Directions for this task: From the listing below, return each line that includes "Lactate".

Given data:
===

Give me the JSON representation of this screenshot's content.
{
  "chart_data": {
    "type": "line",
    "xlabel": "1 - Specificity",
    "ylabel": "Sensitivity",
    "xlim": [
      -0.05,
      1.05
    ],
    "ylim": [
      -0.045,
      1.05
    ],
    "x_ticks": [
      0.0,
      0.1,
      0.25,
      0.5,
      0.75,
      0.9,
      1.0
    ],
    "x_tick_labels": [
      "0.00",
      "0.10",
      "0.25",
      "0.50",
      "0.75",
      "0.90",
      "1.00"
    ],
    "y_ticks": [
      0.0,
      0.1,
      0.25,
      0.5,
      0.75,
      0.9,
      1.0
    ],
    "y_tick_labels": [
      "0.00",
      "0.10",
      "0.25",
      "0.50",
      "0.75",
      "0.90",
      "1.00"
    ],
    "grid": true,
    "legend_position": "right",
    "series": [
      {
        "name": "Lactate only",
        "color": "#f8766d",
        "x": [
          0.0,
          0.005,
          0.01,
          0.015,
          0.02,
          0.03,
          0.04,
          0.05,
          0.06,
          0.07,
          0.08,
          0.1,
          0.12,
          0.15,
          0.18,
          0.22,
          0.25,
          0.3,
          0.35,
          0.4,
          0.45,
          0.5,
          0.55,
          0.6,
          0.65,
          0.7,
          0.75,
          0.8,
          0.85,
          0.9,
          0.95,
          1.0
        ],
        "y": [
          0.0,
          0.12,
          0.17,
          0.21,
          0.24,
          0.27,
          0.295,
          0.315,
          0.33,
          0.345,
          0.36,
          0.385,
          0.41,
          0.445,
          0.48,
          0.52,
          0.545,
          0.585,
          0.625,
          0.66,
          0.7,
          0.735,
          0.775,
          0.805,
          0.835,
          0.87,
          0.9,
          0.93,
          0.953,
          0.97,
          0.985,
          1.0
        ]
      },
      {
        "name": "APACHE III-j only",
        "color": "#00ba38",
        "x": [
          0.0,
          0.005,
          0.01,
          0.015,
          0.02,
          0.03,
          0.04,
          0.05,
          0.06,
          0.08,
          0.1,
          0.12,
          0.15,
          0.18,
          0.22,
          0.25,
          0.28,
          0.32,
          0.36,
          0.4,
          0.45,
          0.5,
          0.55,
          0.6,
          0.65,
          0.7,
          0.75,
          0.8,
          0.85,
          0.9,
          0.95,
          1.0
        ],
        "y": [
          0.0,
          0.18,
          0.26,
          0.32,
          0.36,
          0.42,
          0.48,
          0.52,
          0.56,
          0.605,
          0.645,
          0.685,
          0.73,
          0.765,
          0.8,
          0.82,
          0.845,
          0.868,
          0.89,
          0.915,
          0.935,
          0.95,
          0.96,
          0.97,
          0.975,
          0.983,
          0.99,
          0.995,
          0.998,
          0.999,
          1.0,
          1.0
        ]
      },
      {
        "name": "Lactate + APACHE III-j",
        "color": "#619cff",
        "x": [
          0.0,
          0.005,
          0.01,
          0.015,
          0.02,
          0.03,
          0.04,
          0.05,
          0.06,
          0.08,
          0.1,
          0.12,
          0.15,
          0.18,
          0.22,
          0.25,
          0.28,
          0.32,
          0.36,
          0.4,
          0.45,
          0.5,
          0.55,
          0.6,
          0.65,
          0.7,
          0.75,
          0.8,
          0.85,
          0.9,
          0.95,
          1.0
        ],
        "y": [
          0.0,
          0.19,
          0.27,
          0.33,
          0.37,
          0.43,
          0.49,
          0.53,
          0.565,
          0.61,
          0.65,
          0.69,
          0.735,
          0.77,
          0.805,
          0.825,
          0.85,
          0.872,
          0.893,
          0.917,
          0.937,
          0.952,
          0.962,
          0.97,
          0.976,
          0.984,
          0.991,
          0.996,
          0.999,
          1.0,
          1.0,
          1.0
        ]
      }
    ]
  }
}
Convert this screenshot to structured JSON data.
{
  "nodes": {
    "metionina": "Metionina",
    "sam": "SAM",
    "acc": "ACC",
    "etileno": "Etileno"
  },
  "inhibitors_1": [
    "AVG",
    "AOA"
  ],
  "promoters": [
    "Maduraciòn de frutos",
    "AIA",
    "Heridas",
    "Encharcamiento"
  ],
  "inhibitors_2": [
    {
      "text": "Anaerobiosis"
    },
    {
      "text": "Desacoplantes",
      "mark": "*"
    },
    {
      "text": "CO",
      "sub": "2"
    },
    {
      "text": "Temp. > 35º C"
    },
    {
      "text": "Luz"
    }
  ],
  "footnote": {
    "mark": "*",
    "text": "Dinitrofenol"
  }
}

===

Response to the task:
        "name": "Lactate only",
        "name": "Lactate + APACHE III-j",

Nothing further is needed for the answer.